BEGIN Information supplied

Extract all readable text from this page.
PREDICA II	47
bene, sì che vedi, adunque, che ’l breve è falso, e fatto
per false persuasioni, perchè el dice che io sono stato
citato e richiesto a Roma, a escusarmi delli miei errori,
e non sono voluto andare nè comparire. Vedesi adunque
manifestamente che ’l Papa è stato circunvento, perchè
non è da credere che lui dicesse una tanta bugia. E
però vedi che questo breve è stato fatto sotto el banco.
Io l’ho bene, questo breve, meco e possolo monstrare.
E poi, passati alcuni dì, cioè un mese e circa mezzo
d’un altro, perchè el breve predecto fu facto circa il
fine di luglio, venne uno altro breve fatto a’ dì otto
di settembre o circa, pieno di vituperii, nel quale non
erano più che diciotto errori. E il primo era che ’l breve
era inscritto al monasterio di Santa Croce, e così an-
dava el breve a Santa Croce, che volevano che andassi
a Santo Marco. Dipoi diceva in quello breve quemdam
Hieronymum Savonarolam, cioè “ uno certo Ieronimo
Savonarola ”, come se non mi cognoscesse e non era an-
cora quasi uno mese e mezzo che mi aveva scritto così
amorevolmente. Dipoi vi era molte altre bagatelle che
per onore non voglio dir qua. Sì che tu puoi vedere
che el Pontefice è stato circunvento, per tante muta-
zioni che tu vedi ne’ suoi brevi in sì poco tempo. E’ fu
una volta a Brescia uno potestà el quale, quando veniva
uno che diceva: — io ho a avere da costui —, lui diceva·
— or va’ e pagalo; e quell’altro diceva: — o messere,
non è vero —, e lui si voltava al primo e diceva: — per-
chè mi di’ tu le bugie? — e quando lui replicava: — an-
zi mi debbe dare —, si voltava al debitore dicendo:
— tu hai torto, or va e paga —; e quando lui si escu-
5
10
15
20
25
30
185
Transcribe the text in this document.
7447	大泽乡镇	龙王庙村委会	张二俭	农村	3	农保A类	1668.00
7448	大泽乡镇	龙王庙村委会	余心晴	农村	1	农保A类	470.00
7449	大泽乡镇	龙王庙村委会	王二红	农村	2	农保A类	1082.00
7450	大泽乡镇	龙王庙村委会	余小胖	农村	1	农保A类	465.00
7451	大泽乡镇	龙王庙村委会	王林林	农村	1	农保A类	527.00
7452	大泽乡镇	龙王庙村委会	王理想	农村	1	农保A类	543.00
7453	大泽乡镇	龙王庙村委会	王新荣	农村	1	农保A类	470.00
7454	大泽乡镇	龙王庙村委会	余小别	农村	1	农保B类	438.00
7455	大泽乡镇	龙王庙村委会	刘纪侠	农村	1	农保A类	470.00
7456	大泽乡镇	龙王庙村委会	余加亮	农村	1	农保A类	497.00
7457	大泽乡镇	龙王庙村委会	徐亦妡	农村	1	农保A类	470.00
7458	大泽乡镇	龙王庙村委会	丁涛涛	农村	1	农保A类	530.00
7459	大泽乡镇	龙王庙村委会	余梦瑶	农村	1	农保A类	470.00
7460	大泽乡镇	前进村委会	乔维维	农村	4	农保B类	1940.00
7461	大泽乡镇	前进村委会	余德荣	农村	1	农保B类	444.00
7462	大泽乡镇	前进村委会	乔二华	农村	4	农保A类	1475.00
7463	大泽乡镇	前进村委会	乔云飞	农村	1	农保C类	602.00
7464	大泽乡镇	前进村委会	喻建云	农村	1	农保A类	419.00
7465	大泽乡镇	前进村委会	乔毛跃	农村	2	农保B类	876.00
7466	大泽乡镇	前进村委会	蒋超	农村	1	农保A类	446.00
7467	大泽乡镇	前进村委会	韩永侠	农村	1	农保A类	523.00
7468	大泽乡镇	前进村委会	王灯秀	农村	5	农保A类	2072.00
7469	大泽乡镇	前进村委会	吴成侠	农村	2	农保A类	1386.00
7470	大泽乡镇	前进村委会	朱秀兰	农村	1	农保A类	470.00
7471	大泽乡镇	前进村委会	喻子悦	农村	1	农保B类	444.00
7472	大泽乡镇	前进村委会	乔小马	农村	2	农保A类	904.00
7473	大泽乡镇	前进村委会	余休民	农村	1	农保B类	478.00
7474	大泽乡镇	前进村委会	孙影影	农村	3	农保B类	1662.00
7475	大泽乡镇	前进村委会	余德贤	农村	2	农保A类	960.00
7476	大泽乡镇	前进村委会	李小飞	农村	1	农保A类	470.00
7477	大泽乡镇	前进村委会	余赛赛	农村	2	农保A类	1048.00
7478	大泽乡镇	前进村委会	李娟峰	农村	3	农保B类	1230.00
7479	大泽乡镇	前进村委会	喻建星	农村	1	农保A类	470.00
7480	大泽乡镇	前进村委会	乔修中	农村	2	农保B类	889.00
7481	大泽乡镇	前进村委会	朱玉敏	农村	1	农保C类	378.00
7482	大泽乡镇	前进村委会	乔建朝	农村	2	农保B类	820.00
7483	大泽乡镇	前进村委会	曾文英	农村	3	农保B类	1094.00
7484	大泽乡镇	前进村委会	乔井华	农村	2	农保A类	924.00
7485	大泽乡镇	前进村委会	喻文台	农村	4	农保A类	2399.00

END Information supplied

Task prompt: Copy out each record from above, exactly.

Result below:
Extract all readable text from this page.
PREDICA II	47
bene, sì che vedi, adunque, che ’l breve è falso, e fatto
per false persuasioni, perchè el dice che io sono stato
citato e richiesto a Roma, a escusarmi delli miei errori,
e non sono voluto andare nè comparire. Vedesi adunque
manifestamente che ’l Papa è stato circunvento, perchè
non è da credere che lui dicesse una tanta bugia. E
però vedi che questo breve è stato fatto sotto el banco.
Io l’ho bene, questo breve, meco e possolo monstrare.
E poi, passati alcuni dì, cioè un mese e circa mezzo
d’un altro, perchè el breve predecto fu facto circa il
fine di luglio, venne uno altro breve fatto a’ dì otto
di settembre o circa, pieno di vituperii, nel quale non
erano più che diciotto errori. E il primo era che ’l breve
era inscritto al monasterio di Santa Croce, e così an-
dava el breve a Santa Croce, che volevano che andassi
a Santo Marco. Dipoi diceva in quello breve quemdam
Hieronymum Savonarolam, cioè “ uno certo Ieronimo
Savonarola ”, come se non mi cognoscesse e non era an-
cora quasi uno mese e mezzo che mi aveva scritto così
amorevolmente. Dipoi vi era molte altre bagatelle che
per onore non voglio dir qua. Sì che tu puoi vedere
che el Pontefice è stato circunvento, per tante muta-
zioni che tu vedi ne’ suoi brevi in sì poco tempo. E’ fu
una volta a Brescia uno potestà el quale, quando veniva
uno che diceva: — io ho a avere da costui —, lui diceva·
— or va’ e pagalo; e quell’altro diceva: — o messere,
non è vero —, e lui si voltava al primo e diceva: — per-
chè mi di’ tu le bugie? — e quando lui replicava: — an-
zi mi debbe dare —, si voltava al debitore dicendo:
— tu hai torto, or va e paga —; e quando lui si escu-
5
10
15
20
25
30
185
Transcribe the text in this document.
7447	大泽乡镇	龙王庙村委会	张二俭	农村	3	农保A类	1668.00
7448	大泽乡镇	龙王庙村委会	余心晴	农村	1	农保A类	470.00
7449	大泽乡镇	龙王庙村委会	王二红	农村	2	农保A类	1082.00
7450	大泽乡镇	龙王庙村委会	余小胖	农村	1	农保A类	465.00
7451	大泽乡镇	龙王庙村委会	王林林	农村	1	农保A类	527.00
7452	大泽乡镇	龙王庙村委会	王理想	农村	1	农保A类	543.00
7453	大泽乡镇	龙王庙村委会	王新荣	农村	1	农保A类	470.00
7454	大泽乡镇	龙王庙村委会	余小别	农村	1	农保B类	438.00
7455	大泽乡镇	龙王庙村委会	刘纪侠	农村	1	农保A类	470.00
7456	大泽乡镇	龙王庙村委会	余加亮	农村	1	农保A类	497.00
7457	大泽乡镇	龙王庙村委会	徐亦妡	农村	1	农保A类	470.00
7458	大泽乡镇	龙王庙村委会	丁涛涛	农村	1	农保A类	530.00
7459	大泽乡镇	龙王庙村委会	余梦瑶	农村	1	农保A类	470.00
7460	大泽乡镇	前进村委会	乔维维	农村	4	农保B类	1940.00
7461	大泽乡镇	前进村委会	余德荣	农村	1	农保B类	444.00
7462	大泽乡镇	前进村委会	乔二华	农村	4	农保A类	1475.00
7463	大泽乡镇	前进村委会	乔云飞	农村	1	农保C类	602.00
7464	大泽乡镇	前进村委会	喻建云	农村	1	农保A类	419.00
7465	大泽乡镇	前进村委会	乔毛跃	农村	2	农保B类	876.00
7466	大泽乡镇	前进村委会	蒋超	农村	1	农保A类	446.00
7467	大泽乡镇	前进村委会	韩永侠	农村	1	农保A类	523.00
7468	大泽乡镇	前进村委会	王灯秀	农村	5	农保A类	2072.00
7469	大泽乡镇	前进村委会	吴成侠	农村	2	农保A类	1386.00
7470	大泽乡镇	前进村委会	朱秀兰	农村	1	农保A类	470.00
7471	大泽乡镇	前进村委会	喻子悦	农村	1	农保B类	444.00
7472	大泽乡镇	前进村委会	乔小马	农村	2	农保A类	904.00
7473	大泽乡镇	前进村委会	余休民	农村	1	农保B类	478.00
7474	大泽乡镇	前进村委会	孙影影	农村	3	农保B类	1662.00
7475	大泽乡镇	前进村委会	余德贤	农村	2	农保A类	960.00
7476	大泽乡镇	前进村委会	李小飞	农村	1	农保A类	470.00
7477	大泽乡镇	前进村委会	余赛赛	农村	2	农保A类	1048.00
7478	大泽乡镇	前进村委会	李娟峰	农村	3	农保B类	1230.00
7479	大泽乡镇	前进村委会	喻建星	农村	1	农保A类	470.00
7480	大泽乡镇	前进村委会	乔修中	农村	2	农保B类	889.00
7481	大泽乡镇	前进村委会	朱玉敏	农村	1	农保C类	378.00
7482	大泽乡镇	前进村委会	乔建朝	农村	2	农保B类	820.00
7483	大泽乡镇	前进村委会	曾文英	农村	3	农保B类	1094.00
7484	大泽乡镇	前进村委会	乔井华	农村	2	农保A类	924.00
7485	大泽乡镇	前进村委会	喻文台	农村	4	农保A类	2399.00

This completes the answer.